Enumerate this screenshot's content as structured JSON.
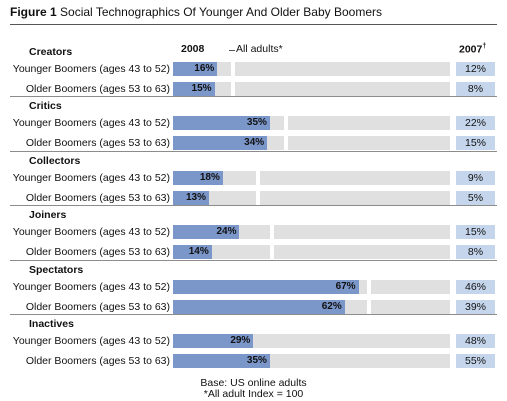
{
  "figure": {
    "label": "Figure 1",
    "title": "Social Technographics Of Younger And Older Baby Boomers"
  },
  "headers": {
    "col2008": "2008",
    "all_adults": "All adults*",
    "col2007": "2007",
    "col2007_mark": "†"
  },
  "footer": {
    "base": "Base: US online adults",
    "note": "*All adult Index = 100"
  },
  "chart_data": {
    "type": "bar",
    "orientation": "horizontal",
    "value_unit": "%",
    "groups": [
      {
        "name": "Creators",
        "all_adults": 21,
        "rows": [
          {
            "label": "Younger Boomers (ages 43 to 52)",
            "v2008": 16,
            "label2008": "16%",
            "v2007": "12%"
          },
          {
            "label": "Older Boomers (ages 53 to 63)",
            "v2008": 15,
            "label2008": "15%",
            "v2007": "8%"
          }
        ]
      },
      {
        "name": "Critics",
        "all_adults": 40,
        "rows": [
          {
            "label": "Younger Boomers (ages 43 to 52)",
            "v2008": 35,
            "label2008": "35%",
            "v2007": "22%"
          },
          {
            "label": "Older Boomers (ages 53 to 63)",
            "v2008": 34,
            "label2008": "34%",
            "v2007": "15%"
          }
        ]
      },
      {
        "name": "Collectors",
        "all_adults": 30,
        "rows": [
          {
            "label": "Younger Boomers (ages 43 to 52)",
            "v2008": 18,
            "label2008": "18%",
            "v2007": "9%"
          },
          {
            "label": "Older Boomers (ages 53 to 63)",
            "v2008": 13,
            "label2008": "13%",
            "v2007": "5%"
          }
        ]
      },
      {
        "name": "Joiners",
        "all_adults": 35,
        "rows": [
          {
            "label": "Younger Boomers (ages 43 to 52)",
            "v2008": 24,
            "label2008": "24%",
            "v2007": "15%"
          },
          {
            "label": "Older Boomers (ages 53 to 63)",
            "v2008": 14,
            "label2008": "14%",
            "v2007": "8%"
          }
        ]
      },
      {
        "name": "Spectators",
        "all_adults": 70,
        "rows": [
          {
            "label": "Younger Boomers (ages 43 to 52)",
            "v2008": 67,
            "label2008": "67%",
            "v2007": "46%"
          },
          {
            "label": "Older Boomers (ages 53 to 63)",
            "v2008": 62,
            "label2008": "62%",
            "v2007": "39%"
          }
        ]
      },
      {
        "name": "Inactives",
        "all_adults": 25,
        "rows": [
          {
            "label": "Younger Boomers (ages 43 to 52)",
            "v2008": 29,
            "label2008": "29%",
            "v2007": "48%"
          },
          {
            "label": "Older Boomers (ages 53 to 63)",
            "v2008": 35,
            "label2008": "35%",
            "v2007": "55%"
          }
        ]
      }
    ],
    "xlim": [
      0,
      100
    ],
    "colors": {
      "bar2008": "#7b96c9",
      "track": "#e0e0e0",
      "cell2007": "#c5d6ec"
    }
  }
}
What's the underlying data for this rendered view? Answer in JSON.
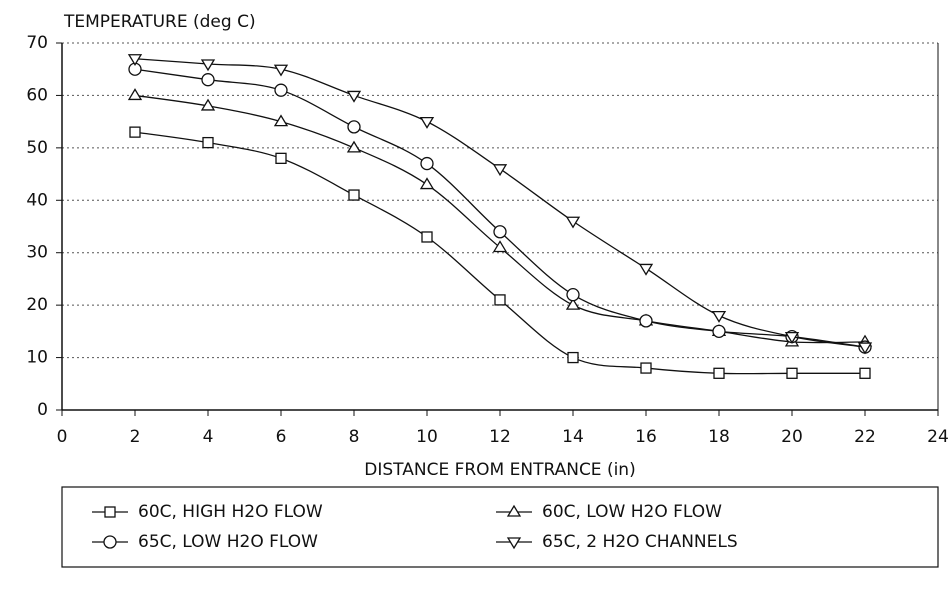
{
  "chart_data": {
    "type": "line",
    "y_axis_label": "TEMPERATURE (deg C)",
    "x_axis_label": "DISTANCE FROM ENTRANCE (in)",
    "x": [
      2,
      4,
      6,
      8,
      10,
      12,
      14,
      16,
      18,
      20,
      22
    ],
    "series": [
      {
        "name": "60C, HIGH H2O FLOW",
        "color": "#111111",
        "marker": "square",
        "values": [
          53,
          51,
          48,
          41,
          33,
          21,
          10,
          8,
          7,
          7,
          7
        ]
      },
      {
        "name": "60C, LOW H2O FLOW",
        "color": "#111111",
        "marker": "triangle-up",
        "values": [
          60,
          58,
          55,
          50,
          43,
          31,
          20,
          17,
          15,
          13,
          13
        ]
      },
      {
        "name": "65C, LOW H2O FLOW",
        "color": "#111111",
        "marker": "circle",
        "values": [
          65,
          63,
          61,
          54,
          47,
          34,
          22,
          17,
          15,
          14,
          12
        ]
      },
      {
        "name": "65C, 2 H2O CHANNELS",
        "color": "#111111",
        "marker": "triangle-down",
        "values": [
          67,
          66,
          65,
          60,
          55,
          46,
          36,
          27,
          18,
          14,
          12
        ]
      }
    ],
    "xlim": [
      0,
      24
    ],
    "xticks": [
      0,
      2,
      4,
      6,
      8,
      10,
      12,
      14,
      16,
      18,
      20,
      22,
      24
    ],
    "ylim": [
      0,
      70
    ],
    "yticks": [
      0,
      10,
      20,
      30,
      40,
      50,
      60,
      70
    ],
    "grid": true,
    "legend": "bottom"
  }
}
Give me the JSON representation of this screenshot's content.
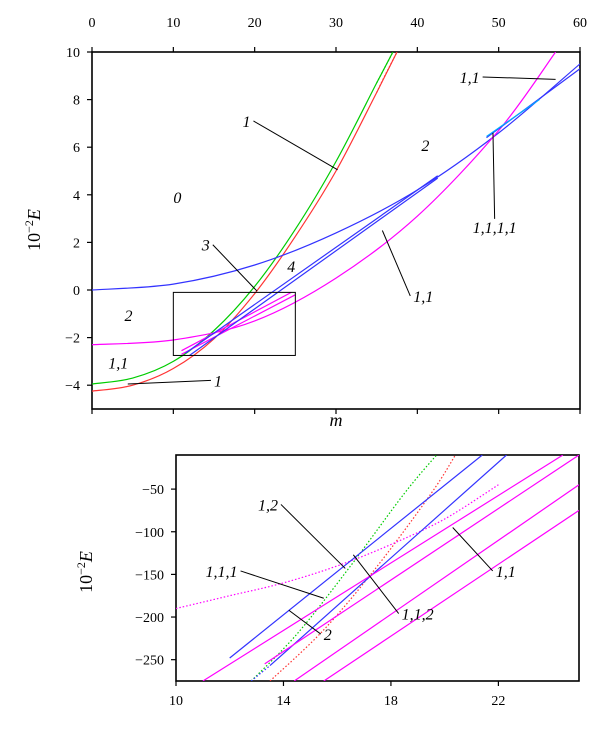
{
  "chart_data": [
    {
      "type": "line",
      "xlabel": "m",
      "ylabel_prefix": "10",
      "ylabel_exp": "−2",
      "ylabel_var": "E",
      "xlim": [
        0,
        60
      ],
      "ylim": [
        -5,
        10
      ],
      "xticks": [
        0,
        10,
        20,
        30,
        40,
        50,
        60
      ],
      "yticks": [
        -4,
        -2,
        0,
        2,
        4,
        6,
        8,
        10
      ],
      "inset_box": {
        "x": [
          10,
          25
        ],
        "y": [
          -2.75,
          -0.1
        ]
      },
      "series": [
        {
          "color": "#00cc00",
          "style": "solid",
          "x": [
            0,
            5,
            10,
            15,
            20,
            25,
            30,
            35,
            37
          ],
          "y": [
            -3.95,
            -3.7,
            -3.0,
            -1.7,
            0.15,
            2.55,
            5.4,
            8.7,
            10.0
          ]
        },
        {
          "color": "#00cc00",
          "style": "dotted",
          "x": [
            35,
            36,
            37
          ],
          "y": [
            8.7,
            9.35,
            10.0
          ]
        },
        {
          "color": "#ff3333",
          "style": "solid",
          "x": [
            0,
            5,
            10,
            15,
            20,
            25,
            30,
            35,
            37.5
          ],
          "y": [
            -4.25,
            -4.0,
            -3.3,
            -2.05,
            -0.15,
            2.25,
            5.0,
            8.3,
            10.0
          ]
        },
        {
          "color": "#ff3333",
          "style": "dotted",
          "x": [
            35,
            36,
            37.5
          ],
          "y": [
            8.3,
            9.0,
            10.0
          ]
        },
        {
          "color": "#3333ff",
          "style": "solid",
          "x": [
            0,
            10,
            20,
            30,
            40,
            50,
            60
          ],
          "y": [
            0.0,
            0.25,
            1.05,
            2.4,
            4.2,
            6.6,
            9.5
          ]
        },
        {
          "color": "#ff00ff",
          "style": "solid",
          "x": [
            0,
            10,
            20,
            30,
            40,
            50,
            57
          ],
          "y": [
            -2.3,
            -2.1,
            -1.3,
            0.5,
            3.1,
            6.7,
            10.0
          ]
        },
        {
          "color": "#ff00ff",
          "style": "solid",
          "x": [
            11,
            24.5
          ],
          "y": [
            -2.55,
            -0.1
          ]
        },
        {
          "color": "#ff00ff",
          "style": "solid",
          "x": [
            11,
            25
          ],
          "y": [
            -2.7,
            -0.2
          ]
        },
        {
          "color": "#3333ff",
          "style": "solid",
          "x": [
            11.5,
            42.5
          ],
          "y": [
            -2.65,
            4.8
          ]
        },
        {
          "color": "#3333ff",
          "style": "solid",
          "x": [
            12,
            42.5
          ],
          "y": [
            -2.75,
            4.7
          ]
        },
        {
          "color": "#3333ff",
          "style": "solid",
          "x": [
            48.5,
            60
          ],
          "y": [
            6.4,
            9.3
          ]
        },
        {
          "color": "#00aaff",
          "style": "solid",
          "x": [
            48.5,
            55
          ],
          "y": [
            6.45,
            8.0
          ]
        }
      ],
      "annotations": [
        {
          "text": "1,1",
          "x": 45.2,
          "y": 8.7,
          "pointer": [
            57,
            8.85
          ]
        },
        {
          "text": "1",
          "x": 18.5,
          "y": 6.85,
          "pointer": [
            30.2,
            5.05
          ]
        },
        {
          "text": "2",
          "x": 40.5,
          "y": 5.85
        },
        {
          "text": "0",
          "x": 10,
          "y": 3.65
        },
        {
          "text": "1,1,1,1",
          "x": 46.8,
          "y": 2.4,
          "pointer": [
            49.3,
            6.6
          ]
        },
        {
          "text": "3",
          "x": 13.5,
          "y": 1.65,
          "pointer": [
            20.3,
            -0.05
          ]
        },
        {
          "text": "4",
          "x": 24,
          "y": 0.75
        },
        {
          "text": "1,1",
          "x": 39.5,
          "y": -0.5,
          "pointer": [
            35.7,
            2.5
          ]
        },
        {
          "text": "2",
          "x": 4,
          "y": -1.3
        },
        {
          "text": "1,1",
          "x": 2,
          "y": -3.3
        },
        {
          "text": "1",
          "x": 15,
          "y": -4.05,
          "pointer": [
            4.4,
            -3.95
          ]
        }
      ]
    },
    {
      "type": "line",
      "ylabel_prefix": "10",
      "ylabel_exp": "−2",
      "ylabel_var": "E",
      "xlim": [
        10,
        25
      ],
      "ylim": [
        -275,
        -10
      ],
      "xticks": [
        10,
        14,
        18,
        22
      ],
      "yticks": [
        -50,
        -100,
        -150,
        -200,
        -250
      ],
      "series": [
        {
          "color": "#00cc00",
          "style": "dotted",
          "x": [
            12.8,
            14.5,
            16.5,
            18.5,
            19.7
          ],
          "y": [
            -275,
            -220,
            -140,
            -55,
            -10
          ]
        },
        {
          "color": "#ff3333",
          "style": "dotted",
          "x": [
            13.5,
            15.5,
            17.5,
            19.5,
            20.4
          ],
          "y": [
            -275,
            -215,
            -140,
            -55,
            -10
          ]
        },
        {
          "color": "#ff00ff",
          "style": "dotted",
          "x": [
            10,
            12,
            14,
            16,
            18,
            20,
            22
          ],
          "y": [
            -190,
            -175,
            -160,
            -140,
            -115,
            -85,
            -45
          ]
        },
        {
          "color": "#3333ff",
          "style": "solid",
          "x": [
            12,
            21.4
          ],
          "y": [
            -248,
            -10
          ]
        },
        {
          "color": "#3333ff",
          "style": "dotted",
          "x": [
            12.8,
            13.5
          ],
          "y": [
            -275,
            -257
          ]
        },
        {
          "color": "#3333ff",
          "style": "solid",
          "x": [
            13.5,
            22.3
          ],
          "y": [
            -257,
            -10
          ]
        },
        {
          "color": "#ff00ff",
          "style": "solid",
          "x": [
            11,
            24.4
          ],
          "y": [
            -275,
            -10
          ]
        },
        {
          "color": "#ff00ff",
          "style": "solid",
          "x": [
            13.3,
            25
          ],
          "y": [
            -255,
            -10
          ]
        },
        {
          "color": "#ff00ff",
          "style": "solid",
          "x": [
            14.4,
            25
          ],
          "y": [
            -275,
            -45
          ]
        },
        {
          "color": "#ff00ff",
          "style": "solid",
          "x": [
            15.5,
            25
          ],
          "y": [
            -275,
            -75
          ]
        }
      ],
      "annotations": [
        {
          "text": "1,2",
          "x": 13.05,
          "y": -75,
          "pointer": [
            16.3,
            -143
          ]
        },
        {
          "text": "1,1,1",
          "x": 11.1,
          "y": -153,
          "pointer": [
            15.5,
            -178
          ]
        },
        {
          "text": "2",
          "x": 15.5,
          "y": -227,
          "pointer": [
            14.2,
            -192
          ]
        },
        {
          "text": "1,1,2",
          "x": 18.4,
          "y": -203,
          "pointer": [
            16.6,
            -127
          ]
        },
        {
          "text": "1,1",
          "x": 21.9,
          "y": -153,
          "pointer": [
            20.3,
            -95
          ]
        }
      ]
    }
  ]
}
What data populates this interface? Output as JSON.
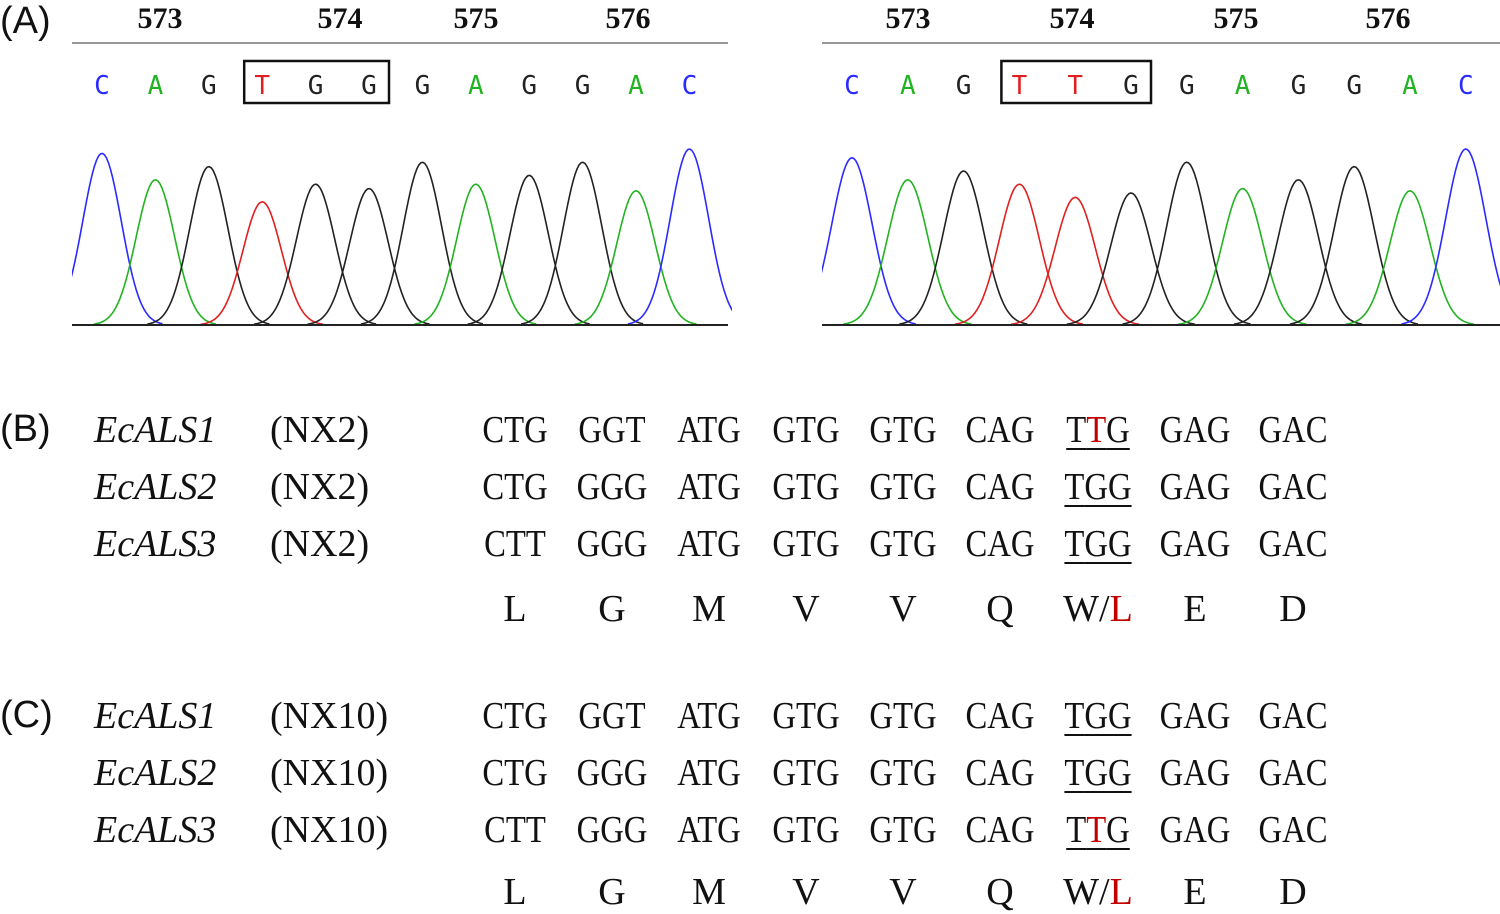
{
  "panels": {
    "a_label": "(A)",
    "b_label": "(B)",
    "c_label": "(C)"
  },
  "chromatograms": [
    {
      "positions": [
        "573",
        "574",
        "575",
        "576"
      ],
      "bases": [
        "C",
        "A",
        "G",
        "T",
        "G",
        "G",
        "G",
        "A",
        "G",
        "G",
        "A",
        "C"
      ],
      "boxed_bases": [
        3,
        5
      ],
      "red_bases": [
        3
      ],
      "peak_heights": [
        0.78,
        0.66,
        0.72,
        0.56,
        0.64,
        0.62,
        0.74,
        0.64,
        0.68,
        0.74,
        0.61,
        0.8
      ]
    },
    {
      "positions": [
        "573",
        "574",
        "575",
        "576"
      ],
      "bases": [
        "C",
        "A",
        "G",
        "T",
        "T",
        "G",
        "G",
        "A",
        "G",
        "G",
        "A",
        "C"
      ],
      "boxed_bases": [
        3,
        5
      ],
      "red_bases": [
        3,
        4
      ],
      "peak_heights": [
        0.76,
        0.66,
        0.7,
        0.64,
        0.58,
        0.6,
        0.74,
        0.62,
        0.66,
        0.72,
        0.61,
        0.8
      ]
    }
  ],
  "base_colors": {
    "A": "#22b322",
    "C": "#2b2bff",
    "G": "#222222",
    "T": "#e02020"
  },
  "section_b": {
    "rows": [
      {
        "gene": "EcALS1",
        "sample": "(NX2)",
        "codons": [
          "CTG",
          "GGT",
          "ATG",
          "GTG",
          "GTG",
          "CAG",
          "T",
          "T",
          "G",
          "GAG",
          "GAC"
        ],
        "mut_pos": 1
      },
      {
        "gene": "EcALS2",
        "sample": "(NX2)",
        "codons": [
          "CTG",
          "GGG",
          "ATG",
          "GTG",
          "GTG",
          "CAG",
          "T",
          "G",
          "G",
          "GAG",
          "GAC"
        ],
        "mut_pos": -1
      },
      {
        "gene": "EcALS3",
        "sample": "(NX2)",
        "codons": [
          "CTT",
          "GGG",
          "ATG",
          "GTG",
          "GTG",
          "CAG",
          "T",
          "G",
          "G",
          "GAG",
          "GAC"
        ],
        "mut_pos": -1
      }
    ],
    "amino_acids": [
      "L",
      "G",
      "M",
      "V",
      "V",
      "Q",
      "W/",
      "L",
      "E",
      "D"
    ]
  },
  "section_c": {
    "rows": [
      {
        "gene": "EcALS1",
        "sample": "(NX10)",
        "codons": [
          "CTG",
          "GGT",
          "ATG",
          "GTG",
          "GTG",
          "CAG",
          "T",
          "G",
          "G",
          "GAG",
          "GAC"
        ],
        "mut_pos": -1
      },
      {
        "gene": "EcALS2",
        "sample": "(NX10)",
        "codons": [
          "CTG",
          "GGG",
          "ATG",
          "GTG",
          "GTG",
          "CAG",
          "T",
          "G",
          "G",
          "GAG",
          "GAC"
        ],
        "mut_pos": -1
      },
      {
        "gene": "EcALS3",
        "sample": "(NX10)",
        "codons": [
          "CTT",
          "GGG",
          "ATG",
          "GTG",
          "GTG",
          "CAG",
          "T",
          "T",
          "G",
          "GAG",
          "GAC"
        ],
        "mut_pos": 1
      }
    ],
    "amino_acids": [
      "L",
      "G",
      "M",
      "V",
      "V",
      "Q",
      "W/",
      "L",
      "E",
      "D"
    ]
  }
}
---
- PROBLEM DESCRIPTION -
Find all lines where the word "marker" appears. Copy them.

- SOLUTION TO THE EXERCISE -
        "marker": "square",
        "marker": "triangle-up",
        "marker": "circle",
        "marker": "triangle-down",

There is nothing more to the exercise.